Copy out all the data, word for word.

[Figure content listings]
- - - -

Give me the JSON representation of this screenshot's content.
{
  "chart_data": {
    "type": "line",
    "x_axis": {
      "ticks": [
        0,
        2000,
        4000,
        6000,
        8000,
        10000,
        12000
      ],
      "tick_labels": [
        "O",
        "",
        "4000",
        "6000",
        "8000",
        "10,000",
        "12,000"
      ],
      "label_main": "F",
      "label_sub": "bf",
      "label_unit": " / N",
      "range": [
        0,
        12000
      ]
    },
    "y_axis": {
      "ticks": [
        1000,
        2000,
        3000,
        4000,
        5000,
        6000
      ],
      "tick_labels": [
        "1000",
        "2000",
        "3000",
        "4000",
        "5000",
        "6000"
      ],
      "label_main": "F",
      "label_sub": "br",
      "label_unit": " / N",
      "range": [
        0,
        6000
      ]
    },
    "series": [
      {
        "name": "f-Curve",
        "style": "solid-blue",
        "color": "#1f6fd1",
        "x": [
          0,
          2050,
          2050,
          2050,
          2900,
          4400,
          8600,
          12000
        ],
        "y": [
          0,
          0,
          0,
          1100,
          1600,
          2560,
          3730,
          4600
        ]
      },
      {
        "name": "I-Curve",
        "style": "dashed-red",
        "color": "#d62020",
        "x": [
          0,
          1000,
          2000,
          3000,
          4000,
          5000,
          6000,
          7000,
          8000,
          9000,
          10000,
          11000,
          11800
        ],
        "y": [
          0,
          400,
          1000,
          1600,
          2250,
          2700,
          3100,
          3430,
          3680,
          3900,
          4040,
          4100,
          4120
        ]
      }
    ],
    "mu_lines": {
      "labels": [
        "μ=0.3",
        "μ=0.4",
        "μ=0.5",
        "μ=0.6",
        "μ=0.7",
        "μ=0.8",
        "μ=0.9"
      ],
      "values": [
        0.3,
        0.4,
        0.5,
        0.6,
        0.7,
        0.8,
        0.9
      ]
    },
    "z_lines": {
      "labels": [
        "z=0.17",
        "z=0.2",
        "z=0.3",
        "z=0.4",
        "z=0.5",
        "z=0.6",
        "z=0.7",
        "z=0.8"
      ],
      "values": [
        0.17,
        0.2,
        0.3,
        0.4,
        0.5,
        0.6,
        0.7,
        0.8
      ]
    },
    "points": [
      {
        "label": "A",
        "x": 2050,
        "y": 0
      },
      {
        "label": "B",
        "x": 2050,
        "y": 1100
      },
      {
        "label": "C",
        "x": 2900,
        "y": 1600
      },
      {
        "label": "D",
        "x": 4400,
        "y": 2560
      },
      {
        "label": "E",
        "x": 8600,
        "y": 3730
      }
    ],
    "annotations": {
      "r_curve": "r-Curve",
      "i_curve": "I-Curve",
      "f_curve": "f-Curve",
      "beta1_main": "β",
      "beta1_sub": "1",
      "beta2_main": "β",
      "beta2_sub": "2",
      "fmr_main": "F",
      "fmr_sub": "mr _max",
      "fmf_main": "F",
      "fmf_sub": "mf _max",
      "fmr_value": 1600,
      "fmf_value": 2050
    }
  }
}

- - - -

**WRITTEN REPLY:**
Give me the JSON representation of this screenshot's content.
{
  "chart_data": {
    "type": "line",
    "x_axis": {
      "ticks": [
        0,
        2000,
        4000,
        6000,
        8000,
        10000,
        12000
      ],
      "tick_labels": [
        "O",
        "",
        "4000",
        "6000",
        "8000",
        "10,000",
        "12,000"
      ],
      "label_main": "F",
      "label_sub": "bf",
      "label_unit": " / N",
      "range": [
        0,
        12000
      ]
    },
    "y_axis": {
      "ticks": [
        1000,
        2000,
        3000,
        4000,
        5000,
        6000
      ],
      "tick_labels": [
        "1000",
        "2000",
        "3000",
        "4000",
        "5000",
        "6000"
      ],
      "label_main": "F",
      "label_sub": "br",
      "label_unit": " / N",
      "range": [
        0,
        6000
      ]
    },
    "series": [
      {
        "name": "f-Curve",
        "style": "solid-blue",
        "color": "#1f6fd1",
        "x": [
          0,
          2050,
          2050,
          2050,
          2900,
          4400,
          8600,
          12000
        ],
        "y": [
          0,
          0,
          0,
          1100,
          1600,
          2560,
          3730,
          4600
        ]
      },
      {
        "name": "I-Curve",
        "style": "dashed-red",
        "color": "#d62020",
        "x": [
          0,
          1000,
          2000,
          3000,
          4000,
          5000,
          6000,
          7000,
          8000,
          9000,
          10000,
          11000,
          11800
        ],
        "y": [
          0,
          400,
          1000,
          1600,
          2250,
          2700,
          3100,
          3430,
          3680,
          3900,
          4040,
          4100,
          4120
        ]
      }
    ],
    "mu_lines": {
      "labels": [
        "μ=0.3",
        "μ=0.4",
        "μ=0.5",
        "μ=0.6",
        "μ=0.7",
        "μ=0.8",
        "μ=0.9"
      ],
      "values": [
        0.3,
        0.4,
        0.5,
        0.6,
        0.7,
        0.8,
        0.9
      ]
    },
    "z_lines": {
      "labels": [
        "z=0.17",
        "z=0.2",
        "z=0.3",
        "z=0.4",
        "z=0.5",
        "z=0.6",
        "z=0.7",
        "z=0.8"
      ],
      "values": [
        0.17,
        0.2,
        0.3,
        0.4,
        0.5,
        0.6,
        0.7,
        0.8
      ]
    },
    "points": [
      {
        "label": "A",
        "x": 2050,
        "y": 0
      },
      {
        "label": "B",
        "x": 2050,
        "y": 1100
      },
      {
        "label": "C",
        "x": 2900,
        "y": 1600
      },
      {
        "label": "D",
        "x": 4400,
        "y": 2560
      },
      {
        "label": "E",
        "x": 8600,
        "y": 3730
      }
    ],
    "annotations": {
      "r_curve": "r-Curve",
      "i_curve": "I-Curve",
      "f_curve": "f-Curve",
      "beta1_main": "β",
      "beta1_sub": "1",
      "beta2_main": "β",
      "beta2_sub": "2",
      "fmr_main": "F",
      "fmr_sub": "mr _max",
      "fmf_main": "F",
      "fmf_sub": "mf _max",
      "fmr_value": 1600,
      "fmf_value": 2050
    }
  }
}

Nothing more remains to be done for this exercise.